Exercise requirements:
Retype all the records with nothing changed.

Material provided:
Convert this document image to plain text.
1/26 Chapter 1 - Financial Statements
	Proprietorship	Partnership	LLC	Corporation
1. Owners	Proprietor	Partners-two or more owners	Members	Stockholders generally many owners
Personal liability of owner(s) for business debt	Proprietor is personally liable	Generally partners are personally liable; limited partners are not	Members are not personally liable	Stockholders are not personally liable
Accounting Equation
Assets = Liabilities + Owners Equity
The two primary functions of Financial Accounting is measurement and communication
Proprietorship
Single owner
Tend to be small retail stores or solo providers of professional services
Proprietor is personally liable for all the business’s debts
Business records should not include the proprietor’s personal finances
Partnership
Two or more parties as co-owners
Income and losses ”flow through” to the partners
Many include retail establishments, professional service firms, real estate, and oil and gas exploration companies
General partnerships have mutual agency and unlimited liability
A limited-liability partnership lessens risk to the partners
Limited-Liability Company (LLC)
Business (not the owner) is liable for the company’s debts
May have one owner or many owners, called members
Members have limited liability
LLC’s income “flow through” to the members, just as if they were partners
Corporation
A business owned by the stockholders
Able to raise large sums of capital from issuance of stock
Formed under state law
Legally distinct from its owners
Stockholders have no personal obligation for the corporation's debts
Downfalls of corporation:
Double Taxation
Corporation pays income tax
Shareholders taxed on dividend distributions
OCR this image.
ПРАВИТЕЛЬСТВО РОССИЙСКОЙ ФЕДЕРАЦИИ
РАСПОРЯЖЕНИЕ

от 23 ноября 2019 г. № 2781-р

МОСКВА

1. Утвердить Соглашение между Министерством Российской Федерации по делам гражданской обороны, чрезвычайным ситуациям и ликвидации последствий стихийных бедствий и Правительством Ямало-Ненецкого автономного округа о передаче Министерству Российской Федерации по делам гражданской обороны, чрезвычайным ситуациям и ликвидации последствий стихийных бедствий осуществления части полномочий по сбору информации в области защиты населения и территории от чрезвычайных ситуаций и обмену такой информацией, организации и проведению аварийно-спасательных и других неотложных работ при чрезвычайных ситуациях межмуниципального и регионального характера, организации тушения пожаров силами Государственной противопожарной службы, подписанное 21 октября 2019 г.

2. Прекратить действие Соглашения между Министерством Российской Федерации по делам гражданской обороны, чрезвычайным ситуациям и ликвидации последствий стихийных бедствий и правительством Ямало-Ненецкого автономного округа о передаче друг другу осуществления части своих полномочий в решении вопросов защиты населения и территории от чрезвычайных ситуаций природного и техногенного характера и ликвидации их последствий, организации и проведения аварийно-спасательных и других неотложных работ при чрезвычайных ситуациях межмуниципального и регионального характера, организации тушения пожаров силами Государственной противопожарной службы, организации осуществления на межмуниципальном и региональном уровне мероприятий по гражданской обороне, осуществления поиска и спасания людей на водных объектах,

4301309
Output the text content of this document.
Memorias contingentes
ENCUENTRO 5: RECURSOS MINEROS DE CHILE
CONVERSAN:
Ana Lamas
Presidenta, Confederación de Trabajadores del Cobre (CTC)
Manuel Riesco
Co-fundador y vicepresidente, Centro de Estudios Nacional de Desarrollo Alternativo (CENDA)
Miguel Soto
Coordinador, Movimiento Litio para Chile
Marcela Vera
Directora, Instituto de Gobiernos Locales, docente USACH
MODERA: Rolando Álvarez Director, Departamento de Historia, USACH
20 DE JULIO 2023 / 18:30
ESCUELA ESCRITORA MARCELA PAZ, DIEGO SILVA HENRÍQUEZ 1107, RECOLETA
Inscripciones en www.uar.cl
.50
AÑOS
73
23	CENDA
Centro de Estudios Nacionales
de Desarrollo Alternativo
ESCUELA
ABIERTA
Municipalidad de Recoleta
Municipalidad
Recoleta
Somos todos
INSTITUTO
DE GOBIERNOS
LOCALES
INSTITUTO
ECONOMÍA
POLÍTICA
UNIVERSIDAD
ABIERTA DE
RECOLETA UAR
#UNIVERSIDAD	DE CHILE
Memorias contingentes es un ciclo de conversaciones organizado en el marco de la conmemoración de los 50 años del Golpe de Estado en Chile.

Task result:
Convert this document image to plain text.
1/26 Chapter 1 - Financial Statements
	Proprietorship	Partnership	LLC	Corporation
1. Owners	Proprietor	Partners-two or more owners	Members	Stockholders generally many owners
Personal liability of owner(s) for business debt	Proprietor is personally liable	Generally partners are personally liable; limited partners are not	Members are not personally liable	Stockholders are not personally liable
Accounting Equation
Assets = Liabilities + Owners Equity
The two primary functions of Financial Accounting is measurement and communication
Proprietorship
Single owner
Tend to be small retail stores or solo providers of professional services
Proprietor is personally liable for all the business’s debts
Business records should not include the proprietor’s personal finances
Partnership
Two or more parties as co-owners
Income and losses ”flow through” to the partners
Many include retail establishments, professional service firms, real estate, and oil and gas exploration companies
General partnerships have mutual agency and unlimited liability
A limited-liability partnership lessens risk to the partners
Limited-Liability Company (LLC)
Business (not the owner) is liable for the company’s debts
May have one owner or many owners, called members
Members have limited liability
LLC’s income “flow through” to the members, just as if they were partners
Corporation
A business owned by the stockholders
Able to raise large sums of capital from issuance of stock
Formed under state law
Legally distinct from its owners
Stockholders have no personal obligation for the corporation's debts
Downfalls of corporation:
Double Taxation
Corporation pays income tax
Shareholders taxed on dividend distributions
OCR this image.
ПРАВИТЕЛЬСТВО РОССИЙСКОЙ ФЕДЕРАЦИИ
РАСПОРЯЖЕНИЕ

от 23 ноября 2019 г. № 2781-р

МОСКВА

1. Утвердить Соглашение между Министерством Российской Федерации по делам гражданской обороны, чрезвычайным ситуациям и ликвидации последствий стихийных бедствий и Правительством Ямало-Ненецкого автономного округа о передаче Министерству Российской Федерации по делам гражданской обороны, чрезвычайным ситуациям и ликвидации последствий стихийных бедствий осуществления части полномочий по сбору информации в области защиты населения и территории от чрезвычайных ситуаций и обмену такой информацией, организации и проведению аварийно-спасательных и других неотложных работ при чрезвычайных ситуациях межмуниципального и регионального характера, организации тушения пожаров силами Государственной противопожарной службы, подписанное 21 октября 2019 г.

2. Прекратить действие Соглашения между Министерством Российской Федерации по делам гражданской обороны, чрезвычайным ситуациям и ликвидации последствий стихийных бедствий и правительством Ямало-Ненецкого автономного округа о передаче друг другу осуществления части своих полномочий в решении вопросов защиты населения и территории от чрезвычайных ситуаций природного и техногенного характера и ликвидации их последствий, организации и проведения аварийно-спасательных и других неотложных работ при чрезвычайных ситуациях межмуниципального и регионального характера, организации тушения пожаров силами Государственной противопожарной службы, организации осуществления на межмуниципальном и региональном уровне мероприятий по гражданской обороне, осуществления поиска и спасания людей на водных объектах,

4301309
Output the text content of this document.
Memorias contingentes
ENCUENTRO 5: RECURSOS MINEROS DE CHILE
CONVERSAN:
Ana Lamas
Presidenta, Confederación de Trabajadores del Cobre (CTC)
Manuel Riesco
Co-fundador y vicepresidente, Centro de Estudios Nacional de Desarrollo Alternativo (CENDA)
Miguel Soto
Coordinador, Movimiento Litio para Chile
Marcela Vera
Directora, Instituto de Gobiernos Locales, docente USACH
MODERA: Rolando Álvarez Director, Departamento de Historia, USACH
20 DE JULIO 2023 / 18:30
ESCUELA ESCRITORA MARCELA PAZ, DIEGO SILVA HENRÍQUEZ 1107, RECOLETA
Inscripciones en www.uar.cl
.50
AÑOS
73
23	CENDA
Centro de Estudios Nacionales
de Desarrollo Alternativo
ESCUELA
ABIERTA
Municipalidad de Recoleta
Municipalidad
Recoleta
Somos todos
INSTITUTO
DE GOBIERNOS
LOCALES
INSTITUTO
ECONOMÍA
POLÍTICA
UNIVERSIDAD
ABIERTA DE
RECOLETA UAR
#UNIVERSIDAD	DE CHILE
Memorias contingentes es un ciclo de conversaciones organizado en el marco de la conmemoración de los 50 años del Golpe de Estado en Chile.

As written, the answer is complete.